**Dataset content:**
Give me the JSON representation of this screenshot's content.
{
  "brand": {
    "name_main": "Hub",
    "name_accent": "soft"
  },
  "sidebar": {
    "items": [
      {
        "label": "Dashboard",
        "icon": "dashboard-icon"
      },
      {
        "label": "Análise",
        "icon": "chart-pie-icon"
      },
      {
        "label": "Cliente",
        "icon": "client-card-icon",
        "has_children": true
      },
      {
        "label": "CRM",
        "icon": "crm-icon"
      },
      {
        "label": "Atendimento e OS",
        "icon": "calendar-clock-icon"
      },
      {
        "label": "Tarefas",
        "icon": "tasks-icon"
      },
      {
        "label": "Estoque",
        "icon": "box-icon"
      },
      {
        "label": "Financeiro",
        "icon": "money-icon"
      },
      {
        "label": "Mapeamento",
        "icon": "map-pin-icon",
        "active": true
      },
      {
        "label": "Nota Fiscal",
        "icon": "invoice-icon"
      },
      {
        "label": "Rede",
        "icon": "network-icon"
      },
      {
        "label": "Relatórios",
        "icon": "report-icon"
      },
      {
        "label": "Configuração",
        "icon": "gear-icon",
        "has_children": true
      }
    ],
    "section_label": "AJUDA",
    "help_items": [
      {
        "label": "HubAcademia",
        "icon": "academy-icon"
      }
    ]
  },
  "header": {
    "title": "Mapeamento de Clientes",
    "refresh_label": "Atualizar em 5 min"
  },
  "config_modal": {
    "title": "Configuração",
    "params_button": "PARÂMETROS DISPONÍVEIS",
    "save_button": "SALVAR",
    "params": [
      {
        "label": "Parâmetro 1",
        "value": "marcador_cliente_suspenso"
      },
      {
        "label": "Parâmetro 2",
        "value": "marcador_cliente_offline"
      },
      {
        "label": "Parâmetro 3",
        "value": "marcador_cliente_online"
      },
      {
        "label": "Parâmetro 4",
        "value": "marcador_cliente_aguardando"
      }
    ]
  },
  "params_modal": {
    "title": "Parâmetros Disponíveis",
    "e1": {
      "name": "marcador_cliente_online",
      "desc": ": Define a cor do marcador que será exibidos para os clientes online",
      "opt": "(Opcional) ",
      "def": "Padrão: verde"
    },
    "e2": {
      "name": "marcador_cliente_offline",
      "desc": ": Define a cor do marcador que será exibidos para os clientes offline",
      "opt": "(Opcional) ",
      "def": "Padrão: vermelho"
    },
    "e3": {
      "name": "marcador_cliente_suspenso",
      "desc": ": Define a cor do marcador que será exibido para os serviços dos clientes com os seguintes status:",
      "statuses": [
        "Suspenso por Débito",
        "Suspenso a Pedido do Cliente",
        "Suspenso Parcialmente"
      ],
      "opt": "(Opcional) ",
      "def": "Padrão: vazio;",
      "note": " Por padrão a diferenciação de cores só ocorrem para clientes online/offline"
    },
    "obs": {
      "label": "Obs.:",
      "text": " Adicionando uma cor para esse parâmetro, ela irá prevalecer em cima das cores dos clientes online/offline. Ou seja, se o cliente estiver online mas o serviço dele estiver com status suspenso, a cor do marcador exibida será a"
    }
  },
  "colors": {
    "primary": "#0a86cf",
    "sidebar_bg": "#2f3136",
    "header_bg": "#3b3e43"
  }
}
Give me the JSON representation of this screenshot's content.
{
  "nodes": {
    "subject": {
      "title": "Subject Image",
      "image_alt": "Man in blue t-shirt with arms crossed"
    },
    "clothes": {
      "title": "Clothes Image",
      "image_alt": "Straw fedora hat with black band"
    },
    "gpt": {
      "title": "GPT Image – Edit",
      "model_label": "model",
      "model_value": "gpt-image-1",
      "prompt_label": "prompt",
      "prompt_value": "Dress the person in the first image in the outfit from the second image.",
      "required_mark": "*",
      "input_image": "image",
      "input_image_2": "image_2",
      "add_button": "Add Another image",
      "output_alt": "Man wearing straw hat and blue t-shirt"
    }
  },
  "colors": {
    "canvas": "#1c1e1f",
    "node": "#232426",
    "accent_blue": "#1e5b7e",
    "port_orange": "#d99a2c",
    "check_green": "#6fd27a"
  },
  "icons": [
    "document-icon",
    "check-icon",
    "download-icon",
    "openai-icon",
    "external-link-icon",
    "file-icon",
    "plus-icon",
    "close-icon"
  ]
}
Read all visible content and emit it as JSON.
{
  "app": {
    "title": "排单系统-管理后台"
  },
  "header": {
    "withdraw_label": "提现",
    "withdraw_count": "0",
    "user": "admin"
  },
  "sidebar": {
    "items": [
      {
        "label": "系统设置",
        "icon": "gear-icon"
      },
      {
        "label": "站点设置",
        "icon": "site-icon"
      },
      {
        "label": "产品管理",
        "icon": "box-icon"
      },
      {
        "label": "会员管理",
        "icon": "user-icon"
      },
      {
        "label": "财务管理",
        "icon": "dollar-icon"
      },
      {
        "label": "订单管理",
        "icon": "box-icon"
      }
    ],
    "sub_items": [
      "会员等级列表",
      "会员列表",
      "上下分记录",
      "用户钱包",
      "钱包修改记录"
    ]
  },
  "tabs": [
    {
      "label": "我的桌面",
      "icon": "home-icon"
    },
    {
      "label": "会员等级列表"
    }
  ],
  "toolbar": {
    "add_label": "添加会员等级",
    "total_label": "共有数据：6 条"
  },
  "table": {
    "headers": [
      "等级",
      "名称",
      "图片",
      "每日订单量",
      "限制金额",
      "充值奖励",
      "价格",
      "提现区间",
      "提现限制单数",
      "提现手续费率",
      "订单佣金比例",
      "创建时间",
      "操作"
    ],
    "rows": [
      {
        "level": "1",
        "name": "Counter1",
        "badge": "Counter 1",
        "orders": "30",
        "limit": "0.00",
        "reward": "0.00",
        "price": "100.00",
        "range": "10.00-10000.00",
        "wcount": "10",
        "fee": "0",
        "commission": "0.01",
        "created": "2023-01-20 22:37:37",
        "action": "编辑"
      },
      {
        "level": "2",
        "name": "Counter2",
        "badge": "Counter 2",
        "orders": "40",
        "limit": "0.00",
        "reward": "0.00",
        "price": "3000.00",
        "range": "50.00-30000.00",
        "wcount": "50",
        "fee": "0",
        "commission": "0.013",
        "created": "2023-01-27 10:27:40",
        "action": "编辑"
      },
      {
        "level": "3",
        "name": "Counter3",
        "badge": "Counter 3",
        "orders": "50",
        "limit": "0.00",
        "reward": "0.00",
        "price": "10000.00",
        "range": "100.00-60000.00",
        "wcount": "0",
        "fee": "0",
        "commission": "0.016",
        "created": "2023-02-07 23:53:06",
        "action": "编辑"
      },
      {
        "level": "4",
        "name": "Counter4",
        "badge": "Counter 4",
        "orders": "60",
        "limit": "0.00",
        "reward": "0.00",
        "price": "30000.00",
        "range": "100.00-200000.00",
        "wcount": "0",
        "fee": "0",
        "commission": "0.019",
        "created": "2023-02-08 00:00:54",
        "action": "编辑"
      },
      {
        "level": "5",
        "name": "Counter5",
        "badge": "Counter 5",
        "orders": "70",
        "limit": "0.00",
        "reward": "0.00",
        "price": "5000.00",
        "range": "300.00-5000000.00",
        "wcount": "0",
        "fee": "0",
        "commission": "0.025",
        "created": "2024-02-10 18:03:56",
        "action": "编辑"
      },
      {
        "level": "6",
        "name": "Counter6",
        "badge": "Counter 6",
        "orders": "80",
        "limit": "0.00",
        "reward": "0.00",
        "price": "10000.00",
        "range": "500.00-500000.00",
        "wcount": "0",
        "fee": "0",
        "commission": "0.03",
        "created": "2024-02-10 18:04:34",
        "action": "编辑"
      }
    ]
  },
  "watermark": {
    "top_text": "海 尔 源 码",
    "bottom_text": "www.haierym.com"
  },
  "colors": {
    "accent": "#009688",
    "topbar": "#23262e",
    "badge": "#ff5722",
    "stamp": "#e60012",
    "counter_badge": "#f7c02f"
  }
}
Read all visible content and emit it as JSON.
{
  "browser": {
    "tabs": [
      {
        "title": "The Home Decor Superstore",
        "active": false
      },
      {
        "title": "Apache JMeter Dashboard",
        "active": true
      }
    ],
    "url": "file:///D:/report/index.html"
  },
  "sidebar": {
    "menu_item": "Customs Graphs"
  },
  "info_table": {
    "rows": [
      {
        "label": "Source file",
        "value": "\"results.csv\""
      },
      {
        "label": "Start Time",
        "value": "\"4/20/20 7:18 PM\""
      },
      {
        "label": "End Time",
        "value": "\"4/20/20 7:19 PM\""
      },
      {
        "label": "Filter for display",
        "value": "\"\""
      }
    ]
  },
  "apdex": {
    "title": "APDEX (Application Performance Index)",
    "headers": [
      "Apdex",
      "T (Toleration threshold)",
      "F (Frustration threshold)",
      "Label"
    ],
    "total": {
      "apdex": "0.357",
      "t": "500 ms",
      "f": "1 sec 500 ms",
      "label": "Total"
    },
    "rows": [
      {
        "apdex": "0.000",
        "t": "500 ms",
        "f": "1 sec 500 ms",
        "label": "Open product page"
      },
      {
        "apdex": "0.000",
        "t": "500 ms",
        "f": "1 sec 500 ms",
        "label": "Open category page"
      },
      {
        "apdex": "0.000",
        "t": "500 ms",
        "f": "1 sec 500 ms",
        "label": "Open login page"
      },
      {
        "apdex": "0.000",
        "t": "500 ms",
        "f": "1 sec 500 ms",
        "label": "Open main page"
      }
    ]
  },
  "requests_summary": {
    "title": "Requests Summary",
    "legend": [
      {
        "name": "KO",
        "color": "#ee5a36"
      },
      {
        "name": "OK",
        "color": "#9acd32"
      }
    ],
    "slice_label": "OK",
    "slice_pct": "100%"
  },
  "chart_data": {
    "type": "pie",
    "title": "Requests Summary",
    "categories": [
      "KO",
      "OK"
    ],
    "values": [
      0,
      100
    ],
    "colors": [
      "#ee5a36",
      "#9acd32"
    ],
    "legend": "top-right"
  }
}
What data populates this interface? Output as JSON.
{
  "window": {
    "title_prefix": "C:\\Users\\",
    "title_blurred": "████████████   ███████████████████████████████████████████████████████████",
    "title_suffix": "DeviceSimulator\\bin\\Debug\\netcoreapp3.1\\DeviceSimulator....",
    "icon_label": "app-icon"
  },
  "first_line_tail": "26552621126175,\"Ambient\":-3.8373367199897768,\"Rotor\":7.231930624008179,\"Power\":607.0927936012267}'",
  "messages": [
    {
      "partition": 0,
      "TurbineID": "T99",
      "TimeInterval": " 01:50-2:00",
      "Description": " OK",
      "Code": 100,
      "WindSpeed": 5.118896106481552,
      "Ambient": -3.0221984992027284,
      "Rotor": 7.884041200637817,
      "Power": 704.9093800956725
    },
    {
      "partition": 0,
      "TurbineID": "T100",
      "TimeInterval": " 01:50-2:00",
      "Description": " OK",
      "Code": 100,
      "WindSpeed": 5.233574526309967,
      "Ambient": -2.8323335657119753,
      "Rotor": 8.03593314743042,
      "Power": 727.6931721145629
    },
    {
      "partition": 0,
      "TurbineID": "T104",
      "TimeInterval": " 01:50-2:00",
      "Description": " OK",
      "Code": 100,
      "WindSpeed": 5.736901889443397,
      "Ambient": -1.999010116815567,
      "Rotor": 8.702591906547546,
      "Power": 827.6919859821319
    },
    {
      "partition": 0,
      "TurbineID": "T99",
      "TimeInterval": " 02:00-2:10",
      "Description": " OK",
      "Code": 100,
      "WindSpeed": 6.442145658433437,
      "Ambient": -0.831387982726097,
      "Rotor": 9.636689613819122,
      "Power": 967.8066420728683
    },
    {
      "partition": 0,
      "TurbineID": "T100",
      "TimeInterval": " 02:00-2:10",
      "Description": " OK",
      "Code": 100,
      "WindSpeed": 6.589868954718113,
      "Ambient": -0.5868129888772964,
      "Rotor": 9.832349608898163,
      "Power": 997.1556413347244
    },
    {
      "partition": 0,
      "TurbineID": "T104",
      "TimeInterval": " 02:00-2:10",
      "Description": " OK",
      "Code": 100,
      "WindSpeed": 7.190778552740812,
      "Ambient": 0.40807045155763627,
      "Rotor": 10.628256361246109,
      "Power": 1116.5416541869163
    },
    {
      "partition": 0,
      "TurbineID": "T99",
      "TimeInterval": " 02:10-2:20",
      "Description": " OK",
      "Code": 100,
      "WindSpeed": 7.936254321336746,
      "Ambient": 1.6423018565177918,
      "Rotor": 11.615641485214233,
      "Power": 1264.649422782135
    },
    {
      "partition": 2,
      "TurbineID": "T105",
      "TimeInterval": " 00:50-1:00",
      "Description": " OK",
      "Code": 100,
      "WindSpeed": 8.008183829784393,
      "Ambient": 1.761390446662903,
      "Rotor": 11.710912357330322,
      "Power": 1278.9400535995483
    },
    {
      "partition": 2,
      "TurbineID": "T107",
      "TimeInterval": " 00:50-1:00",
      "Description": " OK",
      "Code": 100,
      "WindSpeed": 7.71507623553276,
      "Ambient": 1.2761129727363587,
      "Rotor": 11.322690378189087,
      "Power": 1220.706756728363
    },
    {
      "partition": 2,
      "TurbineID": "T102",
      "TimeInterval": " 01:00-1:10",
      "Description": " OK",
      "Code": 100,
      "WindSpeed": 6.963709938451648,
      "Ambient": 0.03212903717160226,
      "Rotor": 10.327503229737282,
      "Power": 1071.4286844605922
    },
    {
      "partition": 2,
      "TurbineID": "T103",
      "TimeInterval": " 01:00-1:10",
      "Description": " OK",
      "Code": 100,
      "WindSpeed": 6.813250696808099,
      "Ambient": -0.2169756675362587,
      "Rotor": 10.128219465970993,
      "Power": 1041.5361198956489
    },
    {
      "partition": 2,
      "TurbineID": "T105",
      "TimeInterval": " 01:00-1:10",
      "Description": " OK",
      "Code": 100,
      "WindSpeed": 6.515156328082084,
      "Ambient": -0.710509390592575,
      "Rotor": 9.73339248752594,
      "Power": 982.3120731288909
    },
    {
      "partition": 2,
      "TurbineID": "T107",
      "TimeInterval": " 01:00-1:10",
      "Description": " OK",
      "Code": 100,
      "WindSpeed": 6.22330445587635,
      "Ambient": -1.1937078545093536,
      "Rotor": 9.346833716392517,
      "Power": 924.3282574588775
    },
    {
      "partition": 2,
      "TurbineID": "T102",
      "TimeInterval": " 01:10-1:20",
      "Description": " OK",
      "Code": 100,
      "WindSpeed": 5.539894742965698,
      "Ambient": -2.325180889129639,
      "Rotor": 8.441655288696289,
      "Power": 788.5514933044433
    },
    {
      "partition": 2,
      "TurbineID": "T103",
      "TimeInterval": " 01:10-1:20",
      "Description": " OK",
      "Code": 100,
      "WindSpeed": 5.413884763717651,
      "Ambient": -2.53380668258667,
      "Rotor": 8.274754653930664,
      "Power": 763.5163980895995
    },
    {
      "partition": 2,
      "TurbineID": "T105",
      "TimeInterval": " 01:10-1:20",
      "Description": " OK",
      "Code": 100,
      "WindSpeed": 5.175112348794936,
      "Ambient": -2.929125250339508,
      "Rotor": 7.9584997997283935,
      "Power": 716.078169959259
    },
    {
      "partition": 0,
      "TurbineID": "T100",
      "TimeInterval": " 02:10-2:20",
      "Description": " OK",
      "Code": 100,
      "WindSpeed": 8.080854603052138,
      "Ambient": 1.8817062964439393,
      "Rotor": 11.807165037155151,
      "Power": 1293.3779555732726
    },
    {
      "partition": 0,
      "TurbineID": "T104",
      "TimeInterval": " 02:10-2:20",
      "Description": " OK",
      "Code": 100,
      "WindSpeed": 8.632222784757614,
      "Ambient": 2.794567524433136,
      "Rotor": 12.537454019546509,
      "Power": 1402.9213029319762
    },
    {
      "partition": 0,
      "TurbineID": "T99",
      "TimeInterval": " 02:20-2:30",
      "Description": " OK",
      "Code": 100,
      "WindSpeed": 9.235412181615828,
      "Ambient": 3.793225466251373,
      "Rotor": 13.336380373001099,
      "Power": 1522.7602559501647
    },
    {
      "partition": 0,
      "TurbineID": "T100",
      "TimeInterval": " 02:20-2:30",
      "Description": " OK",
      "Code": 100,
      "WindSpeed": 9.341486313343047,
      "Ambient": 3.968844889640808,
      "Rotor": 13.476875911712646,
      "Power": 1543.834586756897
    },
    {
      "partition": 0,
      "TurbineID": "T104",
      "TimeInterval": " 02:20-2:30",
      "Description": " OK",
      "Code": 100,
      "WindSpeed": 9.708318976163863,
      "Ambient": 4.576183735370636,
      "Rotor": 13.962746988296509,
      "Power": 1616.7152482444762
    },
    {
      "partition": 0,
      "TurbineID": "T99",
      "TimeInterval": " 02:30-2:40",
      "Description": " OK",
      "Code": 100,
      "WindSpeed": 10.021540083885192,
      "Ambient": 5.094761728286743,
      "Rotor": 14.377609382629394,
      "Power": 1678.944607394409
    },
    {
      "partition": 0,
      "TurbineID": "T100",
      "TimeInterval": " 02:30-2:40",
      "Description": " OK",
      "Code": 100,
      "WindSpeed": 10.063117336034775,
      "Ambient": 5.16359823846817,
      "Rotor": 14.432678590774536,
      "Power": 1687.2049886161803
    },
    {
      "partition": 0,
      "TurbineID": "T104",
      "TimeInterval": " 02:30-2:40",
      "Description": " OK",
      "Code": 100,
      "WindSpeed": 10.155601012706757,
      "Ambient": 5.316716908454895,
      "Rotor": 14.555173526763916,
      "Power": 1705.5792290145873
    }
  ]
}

**Task to carry out:** From the listing above, pick out every line containing "cores".

**Task response:**
      "note": " Por padrão a diferenciação de cores só ocorrem para clientes online/offline"
      "text": " Adicionando uma cor para esse parâmetro, ela irá prevalecer em cima das cores dos clientes online/offline. Ou seja, se o cliente estiver online mas o serviço dele estiver com status suspenso, a cor do marcador exibida será a"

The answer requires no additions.